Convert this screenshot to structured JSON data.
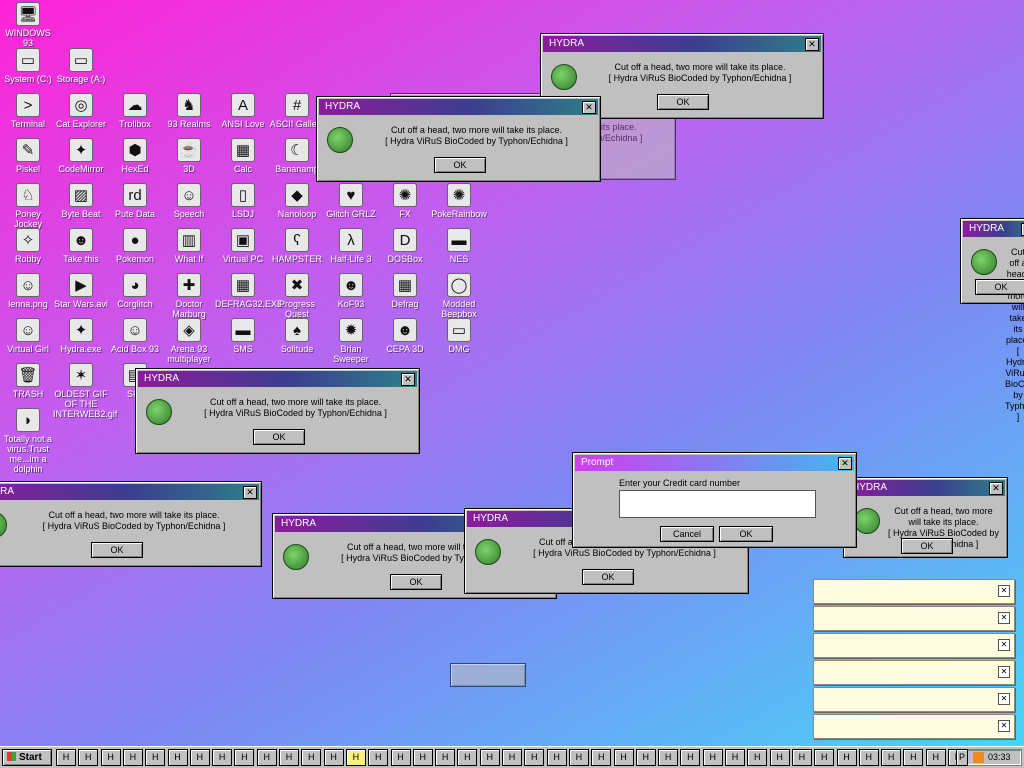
{
  "desktop_icons": [
    {
      "label": "WINDOWS 93",
      "icon": "computer-icon",
      "glyph": "🖥"
    },
    {
      "label": "System (C:)",
      "icon": "drive-icon",
      "glyph": "▭"
    },
    {
      "label": "Storage (A:)",
      "icon": "floppy-drive-icon",
      "glyph": "▭"
    },
    {
      "label": "Terminal",
      "icon": "terminal-icon",
      "glyph": ">"
    },
    {
      "label": "Cat Explorer",
      "icon": "globe-icon",
      "glyph": "◎"
    },
    {
      "label": "Trollbox",
      "icon": "chat-icon",
      "glyph": "☁"
    },
    {
      "label": "93 Realms",
      "icon": "realms-icon",
      "glyph": "♞"
    },
    {
      "label": "ANSI Love",
      "icon": "ansi-icon",
      "glyph": "A"
    },
    {
      "label": "ASCII Gallery",
      "icon": "ascii-icon",
      "glyph": "#"
    },
    {
      "label": "Piskel",
      "icon": "paint-icon",
      "glyph": "✎"
    },
    {
      "label": "CodeMirror",
      "icon": "codemirror-icon",
      "glyph": "✦"
    },
    {
      "label": "HexEd",
      "icon": "hex-icon",
      "glyph": "⬢"
    },
    {
      "label": "3D",
      "icon": "teapot-icon",
      "glyph": "☕"
    },
    {
      "label": "Calc",
      "icon": "calculator-icon",
      "glyph": "▦"
    },
    {
      "label": "Bananamp",
      "icon": "banana-icon",
      "glyph": "☾"
    },
    {
      "label": "Poney Jockey",
      "icon": "pony-icon",
      "glyph": "♘"
    },
    {
      "label": "Byte Beat",
      "icon": "bytebeat-icon",
      "glyph": "▨"
    },
    {
      "label": "Pute Data",
      "icon": "data-icon",
      "glyph": "rd"
    },
    {
      "label": "Speech",
      "icon": "speech-icon",
      "glyph": "☺"
    },
    {
      "label": "LSDJ",
      "icon": "gameboy-icon",
      "glyph": "▯"
    },
    {
      "label": "Nanoloop",
      "icon": "nanoloop-icon",
      "glyph": "◆"
    },
    {
      "label": "Glitch GRLZ",
      "icon": "glitch-icon",
      "glyph": "♥"
    },
    {
      "label": "FX",
      "icon": "fx-icon",
      "glyph": "✺"
    },
    {
      "label": "PokeRainbow",
      "icon": "rainbow-icon",
      "glyph": "✺"
    },
    {
      "label": "Robby",
      "icon": "robby-icon",
      "glyph": "✧"
    },
    {
      "label": "Take this",
      "icon": "take-this-icon",
      "glyph": "☻"
    },
    {
      "label": "Pokemon",
      "icon": "pokemon-icon",
      "glyph": "●"
    },
    {
      "label": "What If",
      "icon": "whatif-icon",
      "glyph": "▥"
    },
    {
      "label": "Virtual PC",
      "icon": "virtual-pc-icon",
      "glyph": "▣"
    },
    {
      "label": "HAMPSTER",
      "icon": "hamster-icon",
      "glyph": "ʕ"
    },
    {
      "label": "Half-Life 3",
      "icon": "half-life-icon",
      "glyph": "λ"
    },
    {
      "label": "DOSBox",
      "icon": "dosbox-icon",
      "glyph": "D"
    },
    {
      "label": "NES",
      "icon": "nes-icon",
      "glyph": "▬"
    },
    {
      "label": "lenna.png",
      "icon": "image-icon",
      "glyph": "☺"
    },
    {
      "label": "Star Wars.avi",
      "icon": "video-icon",
      "glyph": "▶"
    },
    {
      "label": "Corglitch",
      "icon": "corgi-icon",
      "glyph": "◕"
    },
    {
      "label": "Doctor Marburg",
      "icon": "doctor-icon",
      "glyph": "✚"
    },
    {
      "label": "DEFRAG32.EXE",
      "icon": "defrag-exe-icon",
      "glyph": "▦"
    },
    {
      "label": "Progress Quest",
      "icon": "quest-icon",
      "glyph": "✖"
    },
    {
      "label": "KoF93",
      "icon": "kof-icon",
      "glyph": "☻"
    },
    {
      "label": "Defrag",
      "icon": "defrag-icon",
      "glyph": "▦"
    },
    {
      "label": "Modded Beepbox",
      "icon": "beepbox-icon",
      "glyph": "◯"
    },
    {
      "label": "Virtual Girl",
      "icon": "virtual-girl-icon",
      "glyph": "☺"
    },
    {
      "label": "Hydra.exe",
      "icon": "hydra-icon",
      "glyph": "✦"
    },
    {
      "label": "Acid Box 93",
      "icon": "acid-icon",
      "glyph": "☺"
    },
    {
      "label": "Arena 93 multiplayer",
      "icon": "arena-icon",
      "glyph": "◈"
    },
    {
      "label": "SMS",
      "icon": "sms-icon",
      "glyph": "▬"
    },
    {
      "label": "Solitude",
      "icon": "solitude-icon",
      "glyph": "♠"
    },
    {
      "label": "Brian Sweeper",
      "icon": "sweeper-icon",
      "glyph": "✹"
    },
    {
      "label": "CEPA 3D",
      "icon": "cepa-icon",
      "glyph": "☻"
    },
    {
      "label": "DMG",
      "icon": "dmg-icon",
      "glyph": "▭"
    },
    {
      "label": "TRASH",
      "icon": "trash-icon",
      "glyph": "🗑"
    },
    {
      "label": "OLDEST GIF OF THE INTERWEB2.gif",
      "icon": "gif-icon",
      "glyph": "✶"
    },
    {
      "label": "SIM",
      "icon": "sim-icon",
      "glyph": "▤"
    },
    {
      "label": "Totally not a virus.Trust me...im a dolphin",
      "icon": "dolphin-icon",
      "glyph": "◗"
    }
  ],
  "hydra": {
    "title": "HYDRA",
    "line1": "Cut off a head, two more will take its place.",
    "line2": "[ Hydra ViRuS BioCoded by Typhon/Echidna ]",
    "ok": "OK",
    "close": "✕"
  },
  "prompt": {
    "title": "Prompt",
    "label": "Enter your Credit card number",
    "value": "",
    "cancel": "Cancel",
    "ok": "OK",
    "close": "✕"
  },
  "notifications": {
    "close": "✕"
  },
  "taskbar": {
    "start": "Start",
    "button_label": "H",
    "last_button_label": "P",
    "clock": "03:33"
  },
  "colors": {
    "titlebar_start": "#8d1a9e",
    "titlebar_end": "#2e7f8a",
    "desktop_top": "#ff22d6",
    "desktop_bottom": "#46d8f6"
  }
}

▶ **What to produce**:
In repeating the entries, exclude the pictures and alter nothing else.

▶ **Worked solution**:
Convert this screenshot to structured JSON data.
{
  "desktop_icons": [
    {
      "label": "WINDOWS 93",
      "icon": "computer-icon",
      "glyph": "🖥"
    },
    {
      "label": "System (C:)",
      "icon": "drive-icon",
      "glyph": "▭"
    },
    {
      "label": "Storage (A:)",
      "icon": "floppy-drive-icon",
      "glyph": "▭"
    },
    {
      "label": "Terminal",
      "icon": "terminal-icon",
      "glyph": ">"
    },
    {
      "label": "Cat Explorer",
      "icon": "globe-icon",
      "glyph": "◎"
    },
    {
      "label": "Trollbox",
      "icon": "chat-icon",
      "glyph": "☁"
    },
    {
      "label": "93 Realms",
      "icon": "realms-icon",
      "glyph": "♞"
    },
    {
      "label": "ANSI Love",
      "icon": "ansi-icon",
      "glyph": "A"
    },
    {
      "label": "ASCII Gallery",
      "icon": "ascii-icon",
      "glyph": "#"
    },
    {
      "label": "Piskel",
      "icon": "paint-icon",
      "glyph": "✎"
    },
    {
      "label": "CodeMirror",
      "icon": "codemirror-icon",
      "glyph": "✦"
    },
    {
      "label": "HexEd",
      "icon": "hex-icon",
      "glyph": "⬢"
    },
    {
      "label": "3D",
      "icon": "teapot-icon",
      "glyph": "☕"
    },
    {
      "label": "Calc",
      "icon": "calculator-icon",
      "glyph": "▦"
    },
    {
      "label": "Bananamp",
      "icon": "banana-icon",
      "glyph": "☾"
    },
    {
      "label": "Poney Jockey",
      "icon": "pony-icon",
      "glyph": "♘"
    },
    {
      "label": "Byte Beat",
      "icon": "bytebeat-icon",
      "glyph": "▨"
    },
    {
      "label": "Pute Data",
      "icon": "data-icon",
      "glyph": "rd"
    },
    {
      "label": "Speech",
      "icon": "speech-icon",
      "glyph": "☺"
    },
    {
      "label": "LSDJ",
      "icon": "gameboy-icon",
      "glyph": "▯"
    },
    {
      "label": "Nanoloop",
      "icon": "nanoloop-icon",
      "glyph": "◆"
    },
    {
      "label": "Glitch GRLZ",
      "icon": "glitch-icon",
      "glyph": "♥"
    },
    {
      "label": "FX",
      "icon": "fx-icon",
      "glyph": "✺"
    },
    {
      "label": "PokeRainbow",
      "icon": "rainbow-icon",
      "glyph": "✺"
    },
    {
      "label": "Robby",
      "icon": "robby-icon",
      "glyph": "✧"
    },
    {
      "label": "Take this",
      "icon": "take-this-icon",
      "glyph": "☻"
    },
    {
      "label": "Pokemon",
      "icon": "pokemon-icon",
      "glyph": "●"
    },
    {
      "label": "What If",
      "icon": "whatif-icon",
      "glyph": "▥"
    },
    {
      "label": "Virtual PC",
      "icon": "virtual-pc-icon",
      "glyph": "▣"
    },
    {
      "label": "HAMPSTER",
      "icon": "hamster-icon",
      "glyph": "ʕ"
    },
    {
      "label": "Half-Life 3",
      "icon": "half-life-icon",
      "glyph": "λ"
    },
    {
      "label": "DOSBox",
      "icon": "dosbox-icon",
      "glyph": "D"
    },
    {
      "label": "NES",
      "icon": "nes-icon",
      "glyph": "▬"
    },
    {
      "label": "lenna.png",
      "icon": "image-icon",
      "glyph": "☺"
    },
    {
      "label": "Star Wars.avi",
      "icon": "video-icon",
      "glyph": "▶"
    },
    {
      "label": "Corglitch",
      "icon": "corgi-icon",
      "glyph": "◕"
    },
    {
      "label": "Doctor Marburg",
      "icon": "doctor-icon",
      "glyph": "✚"
    },
    {
      "label": "DEFRAG32.EXE",
      "icon": "defrag-exe-icon",
      "glyph": "▦"
    },
    {
      "label": "Progress Quest",
      "icon": "quest-icon",
      "glyph": "✖"
    },
    {
      "label": "KoF93",
      "icon": "kof-icon",
      "glyph": "☻"
    },
    {
      "label": "Defrag",
      "icon": "defrag-icon",
      "glyph": "▦"
    },
    {
      "label": "Modded Beepbox",
      "icon": "beepbox-icon",
      "glyph": "◯"
    },
    {
      "label": "Virtual Girl",
      "icon": "virtual-girl-icon",
      "glyph": "☺"
    },
    {
      "label": "Hydra.exe",
      "icon": "hydra-icon",
      "glyph": "✦"
    },
    {
      "label": "Acid Box 93",
      "icon": "acid-icon",
      "glyph": "☺"
    },
    {
      "label": "Arena 93 multiplayer",
      "icon": "arena-icon",
      "glyph": "◈"
    },
    {
      "label": "SMS",
      "icon": "sms-icon",
      "glyph": "▬"
    },
    {
      "label": "Solitude",
      "icon": "solitude-icon",
      "glyph": "♠"
    },
    {
      "label": "Brian Sweeper",
      "icon": "sweeper-icon",
      "glyph": "✹"
    },
    {
      "label": "CEPA 3D",
      "icon": "cepa-icon",
      "glyph": "☻"
    },
    {
      "label": "DMG",
      "icon": "dmg-icon",
      "glyph": "▭"
    },
    {
      "label": "TRASH",
      "icon": "trash-icon",
      "glyph": "🗑"
    },
    {
      "label": "OLDEST GIF OF THE INTERWEB2.gif",
      "icon": "gif-icon",
      "glyph": "✶"
    },
    {
      "label": "SIM",
      "icon": "sim-icon",
      "glyph": "▤"
    },
    {
      "label": "Totally not a virus.Trust me...im a dolphin",
      "icon": "dolphin-icon",
      "glyph": "◗"
    }
  ],
  "hydra": {
    "title": "HYDRA",
    "line1": "Cut off a head, two more will take its place.",
    "line2": "[ Hydra ViRuS BioCoded by Typhon/Echidna ]",
    "ok": "OK",
    "close": "✕"
  },
  "prompt": {
    "title": "Prompt",
    "label": "Enter your Credit card number",
    "value": "",
    "cancel": "Cancel",
    "ok": "OK",
    "close": "✕"
  },
  "notifications": {
    "close": "✕"
  },
  "taskbar": {
    "start": "Start",
    "button_label": "H",
    "last_button_label": "P",
    "clock": "03:33"
  },
  "colors": {
    "titlebar_start": "#8d1a9e",
    "titlebar_end": "#2e7f8a",
    "desktop_top": "#ff22d6",
    "desktop_bottom": "#46d8f6"
  }
}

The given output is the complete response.